__Exercise brief__
In your copy, include every line of the listing below exactly but none of the pictures.

__Information given__
◆ ◆ ◆ ◆ ◆
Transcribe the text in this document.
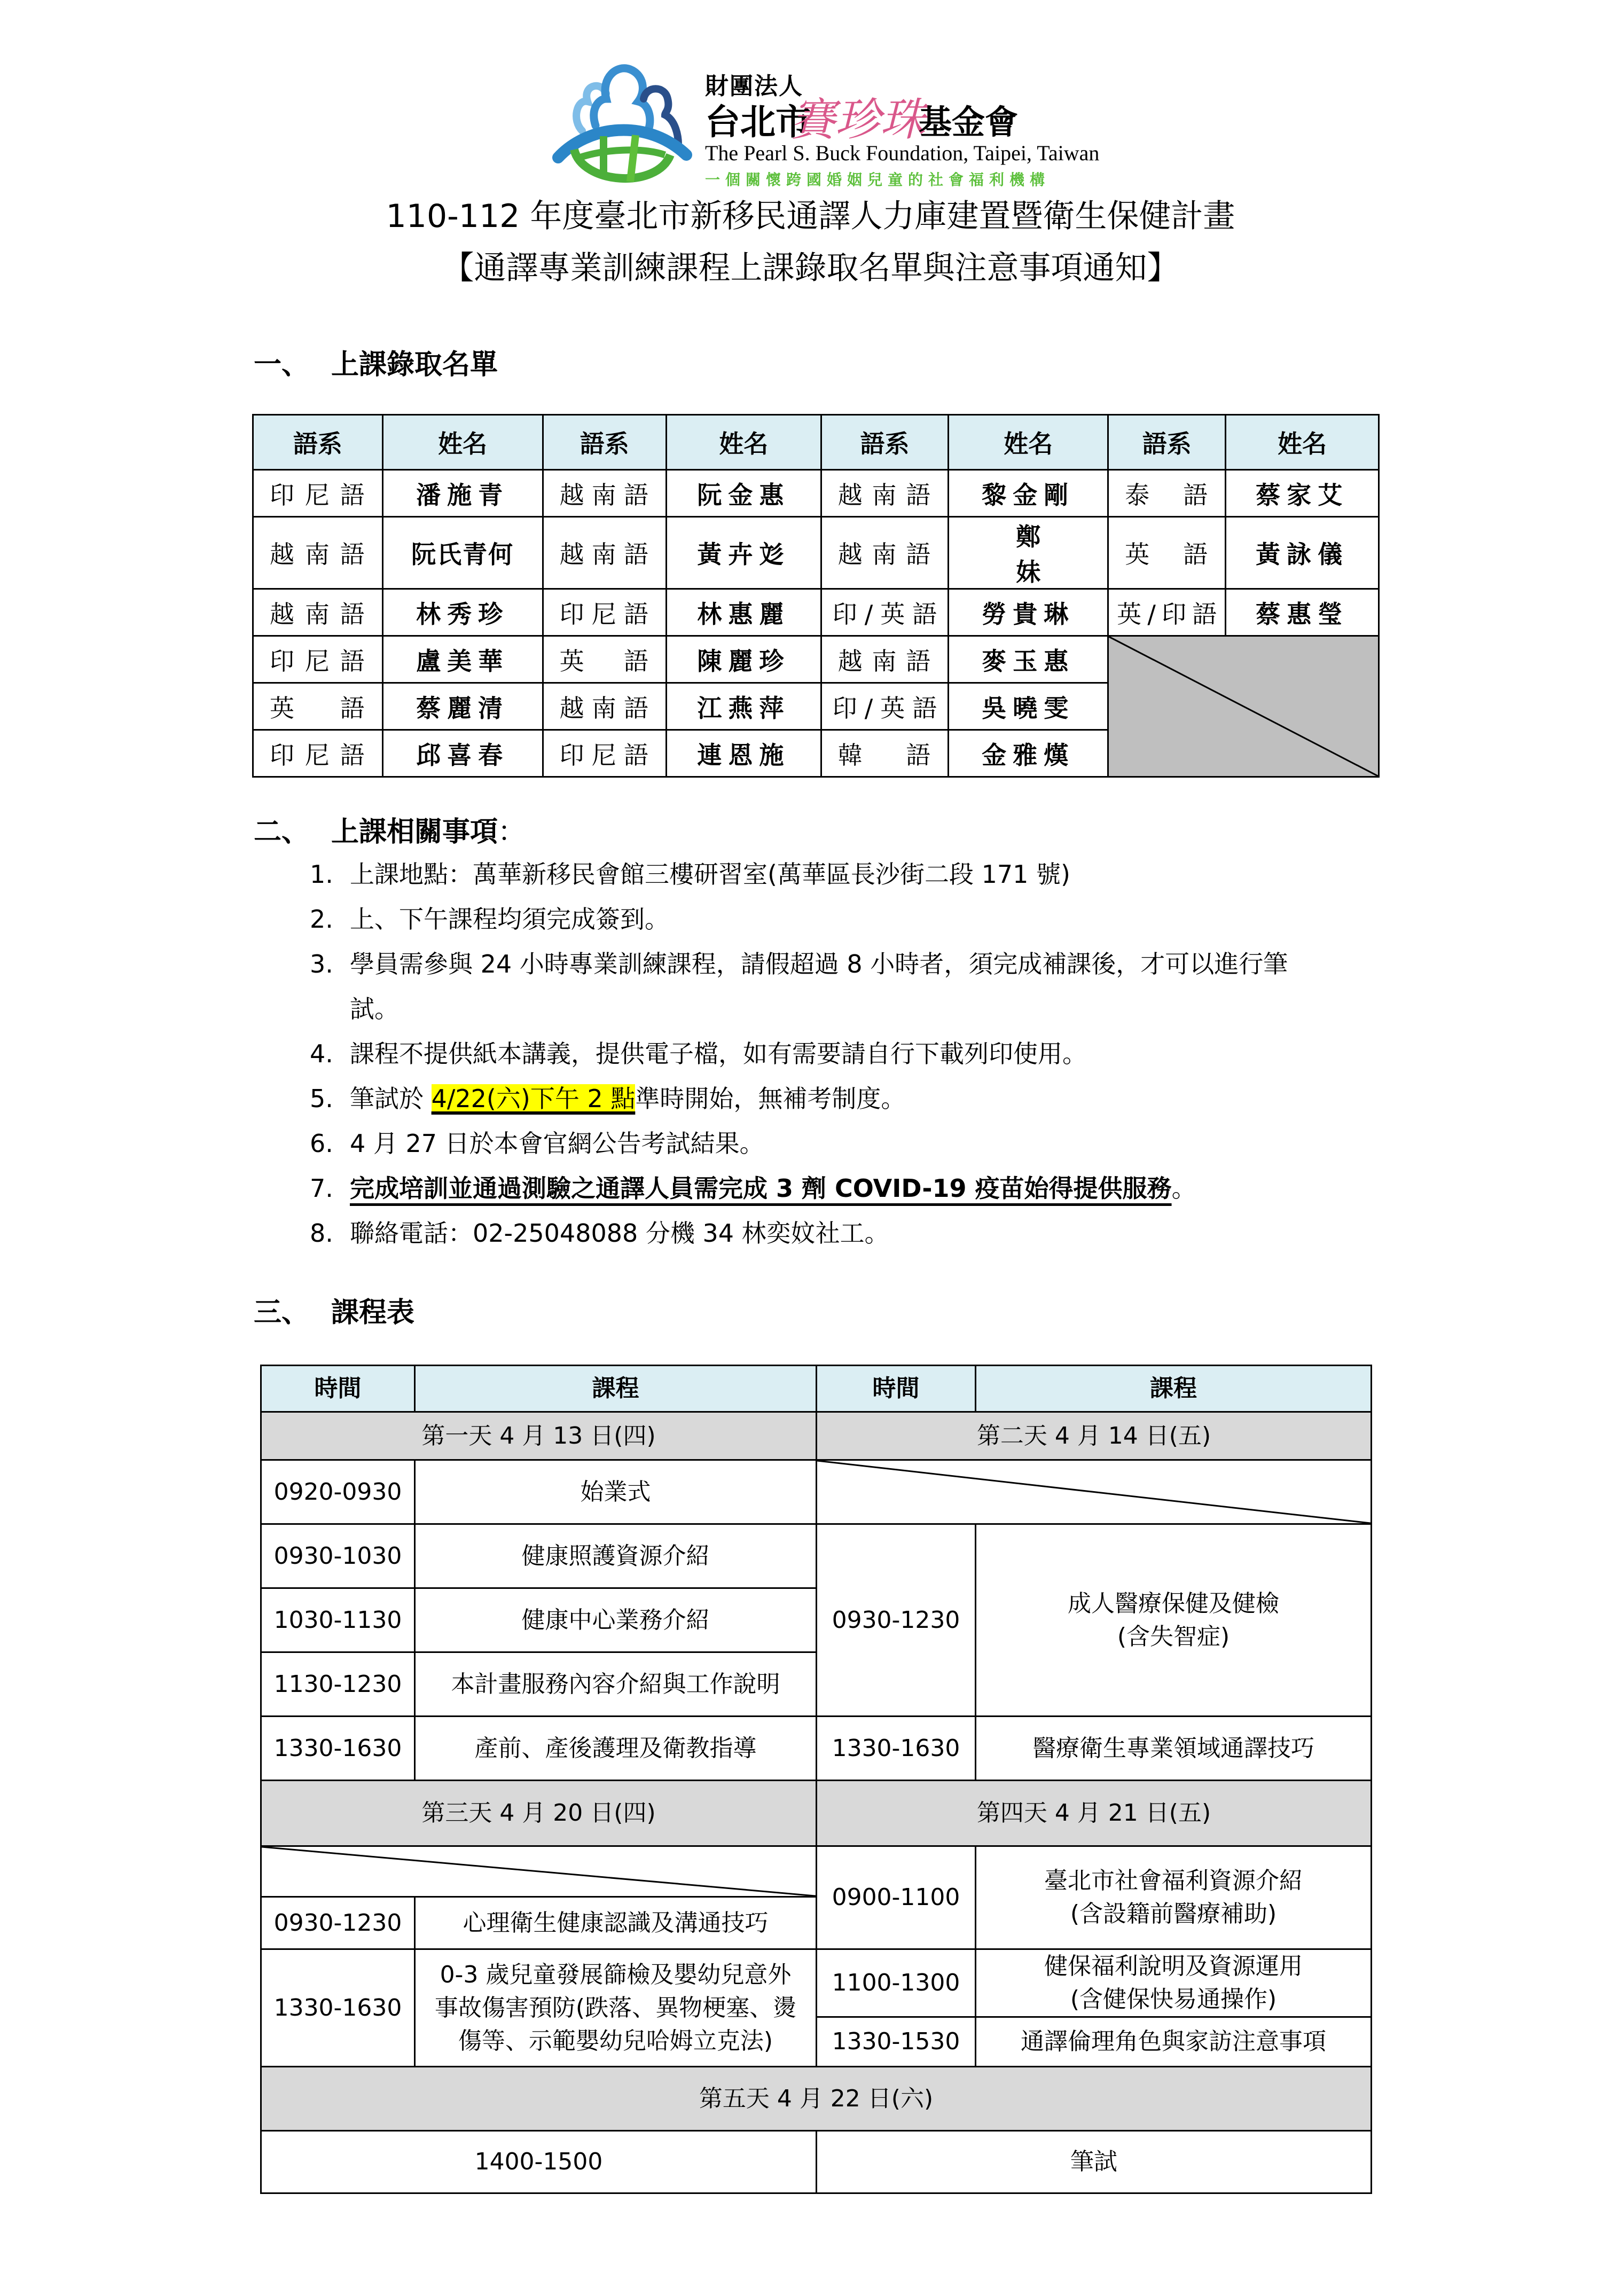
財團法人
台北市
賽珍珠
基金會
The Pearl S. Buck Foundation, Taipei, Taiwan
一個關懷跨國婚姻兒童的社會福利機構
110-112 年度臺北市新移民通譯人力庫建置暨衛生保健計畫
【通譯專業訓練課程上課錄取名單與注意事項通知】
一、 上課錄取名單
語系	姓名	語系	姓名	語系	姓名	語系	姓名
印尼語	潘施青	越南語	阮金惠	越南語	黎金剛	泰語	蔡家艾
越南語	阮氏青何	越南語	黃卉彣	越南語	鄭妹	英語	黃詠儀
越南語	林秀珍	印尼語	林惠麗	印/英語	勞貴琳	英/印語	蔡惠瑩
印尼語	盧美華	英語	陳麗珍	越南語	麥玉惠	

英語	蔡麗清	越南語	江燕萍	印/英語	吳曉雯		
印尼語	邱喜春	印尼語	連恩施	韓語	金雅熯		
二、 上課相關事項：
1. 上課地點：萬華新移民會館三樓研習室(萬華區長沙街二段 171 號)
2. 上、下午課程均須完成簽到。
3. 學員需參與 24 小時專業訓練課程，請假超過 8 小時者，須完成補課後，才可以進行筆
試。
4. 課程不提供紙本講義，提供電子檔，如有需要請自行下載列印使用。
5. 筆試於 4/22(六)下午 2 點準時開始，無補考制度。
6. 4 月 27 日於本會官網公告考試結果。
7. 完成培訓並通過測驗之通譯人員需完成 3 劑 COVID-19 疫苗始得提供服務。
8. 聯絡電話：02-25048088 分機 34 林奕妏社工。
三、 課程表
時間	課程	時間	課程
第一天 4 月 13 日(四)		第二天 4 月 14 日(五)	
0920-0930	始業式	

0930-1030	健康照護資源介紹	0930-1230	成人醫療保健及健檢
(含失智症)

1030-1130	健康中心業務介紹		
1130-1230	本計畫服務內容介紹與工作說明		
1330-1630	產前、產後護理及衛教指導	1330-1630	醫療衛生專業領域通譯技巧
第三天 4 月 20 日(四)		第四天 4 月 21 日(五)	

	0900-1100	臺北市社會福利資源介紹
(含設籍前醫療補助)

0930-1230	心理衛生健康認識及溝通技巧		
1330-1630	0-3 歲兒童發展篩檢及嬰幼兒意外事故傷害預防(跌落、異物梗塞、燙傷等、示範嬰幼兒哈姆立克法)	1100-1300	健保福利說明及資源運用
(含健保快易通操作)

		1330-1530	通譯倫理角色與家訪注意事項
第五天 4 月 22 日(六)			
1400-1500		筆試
◆ ◆ ◆ ◆ ◆
__Task solution__
Transcribe the text in this document.
財團法人
台北市
賽珍珠
基金會
The Pearl S. Buck Foundation, Taipei, Taiwan
一個關懷跨國婚姻兒童的社會福利機構
110-112 年度臺北市新移民通譯人力庫建置暨衛生保健計畫
【通譯專業訓練課程上課錄取名單與注意事項通知】
一、 上課錄取名單
語系	姓名	語系	姓名	語系	姓名	語系	姓名
印尼語	潘施青	越南語	阮金惠	越南語	黎金剛	泰語	蔡家艾
越南語	阮氏青何	越南語	黃卉彣	越南語	鄭妹	英語	黃詠儀
越南語	林秀珍	印尼語	林惠麗	印/英語	勞貴琳	英/印語	蔡惠瑩
印尼語	盧美華	英語	陳麗珍	越南語	麥玉惠	

英語	蔡麗清	越南語	江燕萍	印/英語	吳曉雯		
印尼語	邱喜春	印尼語	連恩施	韓語	金雅熯		
二、 上課相關事項：
1. 上課地點：萬華新移民會館三樓研習室(萬華區長沙街二段 171 號)
2. 上、下午課程均須完成簽到。
3. 學員需參與 24 小時專業訓練課程，請假超過 8 小時者，須完成補課後，才可以進行筆
試。
4. 課程不提供紙本講義，提供電子檔，如有需要請自行下載列印使用。
5. 筆試於 4/22(六)下午 2 點準時開始，無補考制度。
6. 4 月 27 日於本會官網公告考試結果。
7. 完成培訓並通過測驗之通譯人員需完成 3 劑 COVID-19 疫苗始得提供服務。
8. 聯絡電話：02-25048088 分機 34 林奕妏社工。
三、 課程表
時間	課程	時間	課程
第一天 4 月 13 日(四)		第二天 4 月 14 日(五)	
0920-0930	始業式	

0930-1030	健康照護資源介紹	0930-1230	成人醫療保健及健檢
(含失智症)

1030-1130	健康中心業務介紹		
1130-1230	本計畫服務內容介紹與工作說明		
1330-1630	產前、產後護理及衛教指導	1330-1630	醫療衛生專業領域通譯技巧
第三天 4 月 20 日(四)		第四天 4 月 21 日(五)	

	0900-1100	臺北市社會福利資源介紹
(含設籍前醫療補助)

0930-1230	心理衛生健康認識及溝通技巧		
1330-1630	0-3 歲兒童發展篩檢及嬰幼兒意外事故傷害預防(跌落、異物梗塞、燙傷等、示範嬰幼兒哈姆立克法)	1100-1300	健保福利說明及資源運用
(含健保快易通操作)

		1330-1530	通譯倫理角色與家訪注意事項
第五天 4 月 22 日(六)			
1400-1500		筆試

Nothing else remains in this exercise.